DIRECTIVE
State only how many lines contain the string "الکترونیکی".

RECORDED DATA
────────────────────
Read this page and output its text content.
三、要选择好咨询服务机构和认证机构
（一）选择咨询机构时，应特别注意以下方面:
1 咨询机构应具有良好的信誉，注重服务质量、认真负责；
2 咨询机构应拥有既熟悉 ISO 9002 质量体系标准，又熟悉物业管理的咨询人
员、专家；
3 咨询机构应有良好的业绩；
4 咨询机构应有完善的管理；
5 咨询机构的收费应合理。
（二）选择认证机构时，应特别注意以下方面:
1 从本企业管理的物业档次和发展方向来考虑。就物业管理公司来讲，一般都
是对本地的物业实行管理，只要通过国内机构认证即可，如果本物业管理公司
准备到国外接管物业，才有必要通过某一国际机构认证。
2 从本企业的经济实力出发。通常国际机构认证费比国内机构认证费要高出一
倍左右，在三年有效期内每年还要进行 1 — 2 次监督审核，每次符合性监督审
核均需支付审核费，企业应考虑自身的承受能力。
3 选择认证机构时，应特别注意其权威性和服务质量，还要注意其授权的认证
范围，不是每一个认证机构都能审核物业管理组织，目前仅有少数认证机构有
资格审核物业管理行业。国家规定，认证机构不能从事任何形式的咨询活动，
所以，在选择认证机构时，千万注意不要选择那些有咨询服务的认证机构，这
────────────────────
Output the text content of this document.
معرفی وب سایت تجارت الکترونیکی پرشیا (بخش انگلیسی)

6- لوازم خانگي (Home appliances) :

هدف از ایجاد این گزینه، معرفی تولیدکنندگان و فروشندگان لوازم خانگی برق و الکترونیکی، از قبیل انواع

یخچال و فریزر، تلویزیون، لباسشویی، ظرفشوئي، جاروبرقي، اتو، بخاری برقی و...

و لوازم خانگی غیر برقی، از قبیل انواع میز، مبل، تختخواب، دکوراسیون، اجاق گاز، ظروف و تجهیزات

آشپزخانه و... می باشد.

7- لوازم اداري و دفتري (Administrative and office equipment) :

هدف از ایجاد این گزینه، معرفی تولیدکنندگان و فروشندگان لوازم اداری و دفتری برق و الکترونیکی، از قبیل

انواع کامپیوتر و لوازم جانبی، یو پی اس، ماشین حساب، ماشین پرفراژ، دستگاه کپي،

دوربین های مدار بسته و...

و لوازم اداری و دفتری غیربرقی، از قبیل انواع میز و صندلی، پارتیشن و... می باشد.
────────────────────
RESPONSE TO THE EXERCISE
3